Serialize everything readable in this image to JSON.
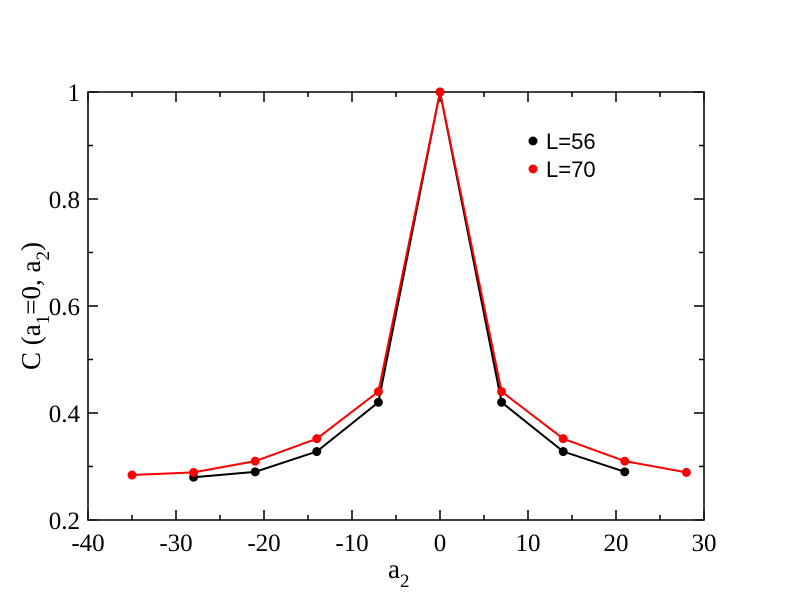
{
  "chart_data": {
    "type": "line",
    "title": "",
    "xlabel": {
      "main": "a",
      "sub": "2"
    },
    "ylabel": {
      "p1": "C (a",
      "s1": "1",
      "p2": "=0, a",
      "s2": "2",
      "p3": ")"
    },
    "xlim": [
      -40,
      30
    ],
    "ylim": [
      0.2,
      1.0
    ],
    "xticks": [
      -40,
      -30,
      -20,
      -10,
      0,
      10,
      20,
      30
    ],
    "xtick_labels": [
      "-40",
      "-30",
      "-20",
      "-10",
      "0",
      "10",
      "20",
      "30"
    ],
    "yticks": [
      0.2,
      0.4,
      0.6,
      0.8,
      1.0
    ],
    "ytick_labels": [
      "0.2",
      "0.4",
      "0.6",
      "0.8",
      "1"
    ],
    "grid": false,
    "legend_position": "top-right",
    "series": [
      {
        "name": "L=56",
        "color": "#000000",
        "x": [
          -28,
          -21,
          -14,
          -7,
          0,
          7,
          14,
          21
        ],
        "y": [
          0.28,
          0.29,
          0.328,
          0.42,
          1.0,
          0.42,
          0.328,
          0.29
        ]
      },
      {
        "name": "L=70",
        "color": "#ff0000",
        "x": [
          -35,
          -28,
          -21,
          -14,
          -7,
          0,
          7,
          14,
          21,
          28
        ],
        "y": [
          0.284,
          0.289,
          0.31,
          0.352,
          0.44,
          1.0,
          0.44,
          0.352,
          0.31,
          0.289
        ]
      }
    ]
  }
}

* WHAT IS EXPECTED
Each entry must be retyped word for word, with every image omitted.

* COMPLETE ANSWER
Serialize everything readable in this image to JSON.
{
  "chart_data": {
    "type": "line",
    "title": "",
    "xlabel": {
      "main": "a",
      "sub": "2"
    },
    "ylabel": {
      "p1": "C (a",
      "s1": "1",
      "p2": "=0, a",
      "s2": "2",
      "p3": ")"
    },
    "xlim": [
      -40,
      30
    ],
    "ylim": [
      0.2,
      1.0
    ],
    "xticks": [
      -40,
      -30,
      -20,
      -10,
      0,
      10,
      20,
      30
    ],
    "xtick_labels": [
      "-40",
      "-30",
      "-20",
      "-10",
      "0",
      "10",
      "20",
      "30"
    ],
    "yticks": [
      0.2,
      0.4,
      0.6,
      0.8,
      1.0
    ],
    "ytick_labels": [
      "0.2",
      "0.4",
      "0.6",
      "0.8",
      "1"
    ],
    "grid": false,
    "legend_position": "top-right",
    "series": [
      {
        "name": "L=56",
        "color": "#000000",
        "x": [
          -28,
          -21,
          -14,
          -7,
          0,
          7,
          14,
          21
        ],
        "y": [
          0.28,
          0.29,
          0.328,
          0.42,
          1.0,
          0.42,
          0.328,
          0.29
        ]
      },
      {
        "name": "L=70",
        "color": "#ff0000",
        "x": [
          -35,
          -28,
          -21,
          -14,
          -7,
          0,
          7,
          14,
          21,
          28
        ],
        "y": [
          0.284,
          0.289,
          0.31,
          0.352,
          0.44,
          1.0,
          0.44,
          0.352,
          0.31,
          0.289
        ]
      }
    ]
  }
}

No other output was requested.